Required work |
Assemble all lines in which the string "title" appears.

Stored data
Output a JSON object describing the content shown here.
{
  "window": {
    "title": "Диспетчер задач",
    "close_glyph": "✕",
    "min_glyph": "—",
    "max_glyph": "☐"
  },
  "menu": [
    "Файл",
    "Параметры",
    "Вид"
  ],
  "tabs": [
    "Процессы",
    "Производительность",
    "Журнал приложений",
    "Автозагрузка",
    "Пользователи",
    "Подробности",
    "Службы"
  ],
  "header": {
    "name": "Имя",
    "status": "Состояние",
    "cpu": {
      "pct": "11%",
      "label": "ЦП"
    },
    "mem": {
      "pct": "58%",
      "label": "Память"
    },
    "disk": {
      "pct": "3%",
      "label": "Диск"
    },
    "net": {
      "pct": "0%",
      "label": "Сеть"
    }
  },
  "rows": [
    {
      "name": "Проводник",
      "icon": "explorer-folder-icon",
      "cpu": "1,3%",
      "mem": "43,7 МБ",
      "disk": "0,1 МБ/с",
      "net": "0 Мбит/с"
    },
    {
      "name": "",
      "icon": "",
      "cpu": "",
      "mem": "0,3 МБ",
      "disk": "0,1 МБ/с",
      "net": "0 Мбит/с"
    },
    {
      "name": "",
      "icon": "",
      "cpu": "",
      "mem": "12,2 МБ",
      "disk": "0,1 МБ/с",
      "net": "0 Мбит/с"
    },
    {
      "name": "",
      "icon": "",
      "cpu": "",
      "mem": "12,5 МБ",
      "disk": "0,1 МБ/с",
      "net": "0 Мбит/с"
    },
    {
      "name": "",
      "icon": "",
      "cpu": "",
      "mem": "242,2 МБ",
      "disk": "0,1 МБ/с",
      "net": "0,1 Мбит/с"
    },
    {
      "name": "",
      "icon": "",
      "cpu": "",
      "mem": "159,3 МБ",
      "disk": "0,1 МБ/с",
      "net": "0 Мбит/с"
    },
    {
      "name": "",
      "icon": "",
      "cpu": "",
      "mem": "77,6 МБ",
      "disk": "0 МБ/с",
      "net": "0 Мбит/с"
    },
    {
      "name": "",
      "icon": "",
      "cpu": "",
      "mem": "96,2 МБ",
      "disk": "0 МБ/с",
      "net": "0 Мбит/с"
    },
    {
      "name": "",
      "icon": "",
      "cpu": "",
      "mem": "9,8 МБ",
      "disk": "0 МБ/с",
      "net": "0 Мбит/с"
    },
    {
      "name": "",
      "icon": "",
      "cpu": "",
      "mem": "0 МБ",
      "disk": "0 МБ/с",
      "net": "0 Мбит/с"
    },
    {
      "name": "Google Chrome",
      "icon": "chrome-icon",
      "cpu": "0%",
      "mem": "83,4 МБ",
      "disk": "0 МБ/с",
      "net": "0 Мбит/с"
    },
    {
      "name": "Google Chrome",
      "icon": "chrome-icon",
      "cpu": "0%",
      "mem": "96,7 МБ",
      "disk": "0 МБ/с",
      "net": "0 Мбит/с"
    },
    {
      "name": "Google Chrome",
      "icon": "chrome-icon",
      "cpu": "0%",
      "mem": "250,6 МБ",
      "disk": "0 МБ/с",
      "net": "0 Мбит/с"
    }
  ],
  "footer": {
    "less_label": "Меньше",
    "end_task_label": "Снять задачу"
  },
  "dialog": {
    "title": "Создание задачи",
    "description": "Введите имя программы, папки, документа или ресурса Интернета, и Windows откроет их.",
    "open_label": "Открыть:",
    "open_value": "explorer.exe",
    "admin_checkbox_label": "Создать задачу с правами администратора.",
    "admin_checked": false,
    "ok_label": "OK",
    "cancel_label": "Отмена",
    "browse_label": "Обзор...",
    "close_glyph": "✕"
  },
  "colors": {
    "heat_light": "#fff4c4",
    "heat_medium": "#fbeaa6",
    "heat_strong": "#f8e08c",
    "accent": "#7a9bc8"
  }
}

Reply to the exercise |
    "title": "Диспетчер задач",
    "title": "Создание задачи",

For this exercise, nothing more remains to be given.